Stated problem: Search the material for the string "enunciado", then return every line where it is found.

====== Supplied information ======

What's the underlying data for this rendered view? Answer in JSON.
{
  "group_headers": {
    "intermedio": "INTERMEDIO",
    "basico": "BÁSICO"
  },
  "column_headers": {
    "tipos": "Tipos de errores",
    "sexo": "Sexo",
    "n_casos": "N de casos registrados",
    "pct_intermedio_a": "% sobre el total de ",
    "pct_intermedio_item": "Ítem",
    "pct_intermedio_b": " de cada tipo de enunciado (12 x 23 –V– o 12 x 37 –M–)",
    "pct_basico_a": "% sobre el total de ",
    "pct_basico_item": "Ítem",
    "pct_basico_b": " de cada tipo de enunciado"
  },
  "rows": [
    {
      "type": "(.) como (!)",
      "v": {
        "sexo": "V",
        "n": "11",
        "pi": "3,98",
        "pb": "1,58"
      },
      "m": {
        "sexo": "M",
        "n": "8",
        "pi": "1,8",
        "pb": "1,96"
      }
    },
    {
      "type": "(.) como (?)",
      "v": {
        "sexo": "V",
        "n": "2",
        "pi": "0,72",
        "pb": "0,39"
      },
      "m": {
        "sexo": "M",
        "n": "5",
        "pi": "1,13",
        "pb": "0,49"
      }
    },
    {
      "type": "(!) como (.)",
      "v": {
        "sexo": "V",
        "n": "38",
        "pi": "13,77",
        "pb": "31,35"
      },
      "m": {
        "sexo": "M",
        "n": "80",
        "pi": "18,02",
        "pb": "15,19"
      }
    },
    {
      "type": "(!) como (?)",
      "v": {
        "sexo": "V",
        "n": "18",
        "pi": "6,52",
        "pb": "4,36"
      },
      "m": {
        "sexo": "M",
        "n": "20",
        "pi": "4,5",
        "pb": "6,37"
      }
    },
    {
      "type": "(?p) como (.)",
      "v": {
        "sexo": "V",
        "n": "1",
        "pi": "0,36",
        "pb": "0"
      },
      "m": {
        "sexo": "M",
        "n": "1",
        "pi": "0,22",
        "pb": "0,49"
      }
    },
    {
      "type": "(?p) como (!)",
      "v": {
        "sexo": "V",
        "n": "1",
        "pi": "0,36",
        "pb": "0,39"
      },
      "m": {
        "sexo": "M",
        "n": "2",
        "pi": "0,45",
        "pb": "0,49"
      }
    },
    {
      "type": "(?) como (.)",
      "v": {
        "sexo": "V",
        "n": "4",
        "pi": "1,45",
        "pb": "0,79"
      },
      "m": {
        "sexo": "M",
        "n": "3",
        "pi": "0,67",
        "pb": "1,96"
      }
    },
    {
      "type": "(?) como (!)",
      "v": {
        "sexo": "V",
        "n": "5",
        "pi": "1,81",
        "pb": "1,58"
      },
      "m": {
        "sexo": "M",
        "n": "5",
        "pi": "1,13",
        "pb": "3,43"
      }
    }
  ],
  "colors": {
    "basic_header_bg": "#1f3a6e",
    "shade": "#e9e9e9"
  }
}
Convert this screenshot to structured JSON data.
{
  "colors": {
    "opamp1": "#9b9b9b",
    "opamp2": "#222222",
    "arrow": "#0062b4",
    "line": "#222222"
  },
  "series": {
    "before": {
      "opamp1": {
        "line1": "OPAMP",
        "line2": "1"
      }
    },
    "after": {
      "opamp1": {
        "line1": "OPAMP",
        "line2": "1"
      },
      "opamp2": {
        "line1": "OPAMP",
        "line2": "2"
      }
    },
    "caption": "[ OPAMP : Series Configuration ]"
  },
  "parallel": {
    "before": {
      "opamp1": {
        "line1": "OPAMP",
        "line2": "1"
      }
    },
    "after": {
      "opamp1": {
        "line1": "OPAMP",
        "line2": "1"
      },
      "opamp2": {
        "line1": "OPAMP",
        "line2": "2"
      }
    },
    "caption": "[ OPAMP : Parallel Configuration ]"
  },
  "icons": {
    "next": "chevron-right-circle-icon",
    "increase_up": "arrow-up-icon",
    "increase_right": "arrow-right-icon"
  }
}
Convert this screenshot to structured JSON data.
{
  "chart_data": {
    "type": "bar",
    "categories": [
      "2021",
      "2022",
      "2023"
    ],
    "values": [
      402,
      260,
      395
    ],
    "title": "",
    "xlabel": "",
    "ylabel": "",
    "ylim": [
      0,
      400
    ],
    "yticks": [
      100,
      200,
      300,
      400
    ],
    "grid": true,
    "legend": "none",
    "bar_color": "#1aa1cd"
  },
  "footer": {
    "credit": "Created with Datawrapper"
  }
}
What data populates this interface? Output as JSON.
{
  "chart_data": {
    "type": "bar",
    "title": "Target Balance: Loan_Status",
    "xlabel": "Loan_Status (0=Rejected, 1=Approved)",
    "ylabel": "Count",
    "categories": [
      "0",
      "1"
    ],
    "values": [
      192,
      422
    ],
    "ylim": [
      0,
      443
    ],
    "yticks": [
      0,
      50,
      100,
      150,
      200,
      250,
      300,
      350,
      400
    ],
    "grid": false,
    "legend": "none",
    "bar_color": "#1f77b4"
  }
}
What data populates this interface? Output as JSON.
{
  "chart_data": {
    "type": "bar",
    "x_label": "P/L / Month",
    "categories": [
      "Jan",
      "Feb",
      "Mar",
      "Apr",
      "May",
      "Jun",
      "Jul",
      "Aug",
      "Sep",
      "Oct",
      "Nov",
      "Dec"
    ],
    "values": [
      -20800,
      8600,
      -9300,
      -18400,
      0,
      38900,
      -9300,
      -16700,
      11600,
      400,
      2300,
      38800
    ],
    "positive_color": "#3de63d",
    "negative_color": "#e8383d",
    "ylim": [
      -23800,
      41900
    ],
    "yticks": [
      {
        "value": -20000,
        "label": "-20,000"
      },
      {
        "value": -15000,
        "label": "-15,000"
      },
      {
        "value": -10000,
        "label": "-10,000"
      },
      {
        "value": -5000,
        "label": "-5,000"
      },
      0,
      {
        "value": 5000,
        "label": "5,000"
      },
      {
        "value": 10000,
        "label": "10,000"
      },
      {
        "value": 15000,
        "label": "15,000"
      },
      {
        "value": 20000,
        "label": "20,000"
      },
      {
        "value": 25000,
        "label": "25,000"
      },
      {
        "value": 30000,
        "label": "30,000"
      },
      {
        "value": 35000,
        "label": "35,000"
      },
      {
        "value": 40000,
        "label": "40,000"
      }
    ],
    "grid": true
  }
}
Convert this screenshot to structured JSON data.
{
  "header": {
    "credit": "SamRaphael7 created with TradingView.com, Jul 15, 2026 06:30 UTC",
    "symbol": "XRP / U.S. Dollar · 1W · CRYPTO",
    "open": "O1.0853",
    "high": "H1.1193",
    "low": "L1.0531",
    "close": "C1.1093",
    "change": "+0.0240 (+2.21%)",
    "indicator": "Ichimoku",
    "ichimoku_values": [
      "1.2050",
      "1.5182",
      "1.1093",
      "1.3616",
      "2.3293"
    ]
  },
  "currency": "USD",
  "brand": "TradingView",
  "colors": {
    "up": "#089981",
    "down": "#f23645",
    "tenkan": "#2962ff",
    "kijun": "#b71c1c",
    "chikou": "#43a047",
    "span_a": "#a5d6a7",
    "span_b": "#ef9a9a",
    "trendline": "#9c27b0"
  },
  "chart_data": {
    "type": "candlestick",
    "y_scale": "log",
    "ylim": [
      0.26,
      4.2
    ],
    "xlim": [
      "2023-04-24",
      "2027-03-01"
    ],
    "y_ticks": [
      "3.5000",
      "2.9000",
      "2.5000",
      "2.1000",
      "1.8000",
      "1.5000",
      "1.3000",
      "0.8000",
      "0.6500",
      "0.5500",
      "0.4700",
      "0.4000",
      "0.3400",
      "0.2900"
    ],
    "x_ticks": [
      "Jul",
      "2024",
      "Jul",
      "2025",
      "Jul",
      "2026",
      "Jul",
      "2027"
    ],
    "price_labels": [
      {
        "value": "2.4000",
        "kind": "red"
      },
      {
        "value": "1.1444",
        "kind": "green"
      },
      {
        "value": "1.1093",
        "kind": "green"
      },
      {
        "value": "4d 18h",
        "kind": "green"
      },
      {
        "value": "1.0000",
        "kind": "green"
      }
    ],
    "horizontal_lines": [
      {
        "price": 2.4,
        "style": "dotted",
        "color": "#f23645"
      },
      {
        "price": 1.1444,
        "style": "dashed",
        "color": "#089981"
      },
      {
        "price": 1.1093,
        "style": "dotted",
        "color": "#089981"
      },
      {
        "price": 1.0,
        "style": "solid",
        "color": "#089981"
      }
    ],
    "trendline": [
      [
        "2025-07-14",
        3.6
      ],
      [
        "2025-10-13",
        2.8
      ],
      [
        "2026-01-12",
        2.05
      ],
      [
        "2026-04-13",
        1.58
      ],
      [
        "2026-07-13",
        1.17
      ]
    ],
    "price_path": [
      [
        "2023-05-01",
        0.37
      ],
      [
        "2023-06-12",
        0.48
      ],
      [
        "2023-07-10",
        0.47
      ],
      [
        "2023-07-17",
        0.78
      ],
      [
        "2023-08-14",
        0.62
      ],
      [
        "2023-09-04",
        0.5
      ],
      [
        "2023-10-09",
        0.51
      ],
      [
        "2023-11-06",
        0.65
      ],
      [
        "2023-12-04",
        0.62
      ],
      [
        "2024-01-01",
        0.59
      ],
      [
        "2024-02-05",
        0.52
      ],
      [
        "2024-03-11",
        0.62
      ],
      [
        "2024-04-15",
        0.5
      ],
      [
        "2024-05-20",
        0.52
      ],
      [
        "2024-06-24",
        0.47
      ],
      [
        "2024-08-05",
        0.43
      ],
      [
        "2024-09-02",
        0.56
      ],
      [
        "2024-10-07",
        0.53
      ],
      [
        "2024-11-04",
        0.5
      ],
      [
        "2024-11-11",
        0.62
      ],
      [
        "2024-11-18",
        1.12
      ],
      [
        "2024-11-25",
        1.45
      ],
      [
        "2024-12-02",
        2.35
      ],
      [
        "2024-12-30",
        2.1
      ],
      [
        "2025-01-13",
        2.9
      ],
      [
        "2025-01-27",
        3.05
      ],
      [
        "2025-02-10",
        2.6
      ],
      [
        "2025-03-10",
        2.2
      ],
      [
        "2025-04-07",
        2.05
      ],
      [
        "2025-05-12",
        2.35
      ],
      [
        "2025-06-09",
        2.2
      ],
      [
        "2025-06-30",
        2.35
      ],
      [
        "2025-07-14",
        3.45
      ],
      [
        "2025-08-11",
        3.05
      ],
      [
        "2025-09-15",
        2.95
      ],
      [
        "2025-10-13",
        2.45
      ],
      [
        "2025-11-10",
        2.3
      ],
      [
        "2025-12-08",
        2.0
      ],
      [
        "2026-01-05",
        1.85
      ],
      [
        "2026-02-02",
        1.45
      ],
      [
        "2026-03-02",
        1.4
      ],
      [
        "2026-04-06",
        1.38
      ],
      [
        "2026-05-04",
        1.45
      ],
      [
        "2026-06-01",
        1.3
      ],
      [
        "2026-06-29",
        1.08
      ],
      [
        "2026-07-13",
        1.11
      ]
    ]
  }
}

======

Output for this exercise:
    "pct_intermedio_b": " de cada tipo de enunciado (12 x 23 –V– o 12 x 37 –M–)",
    "pct_basico_b": " de cada tipo de enunciado"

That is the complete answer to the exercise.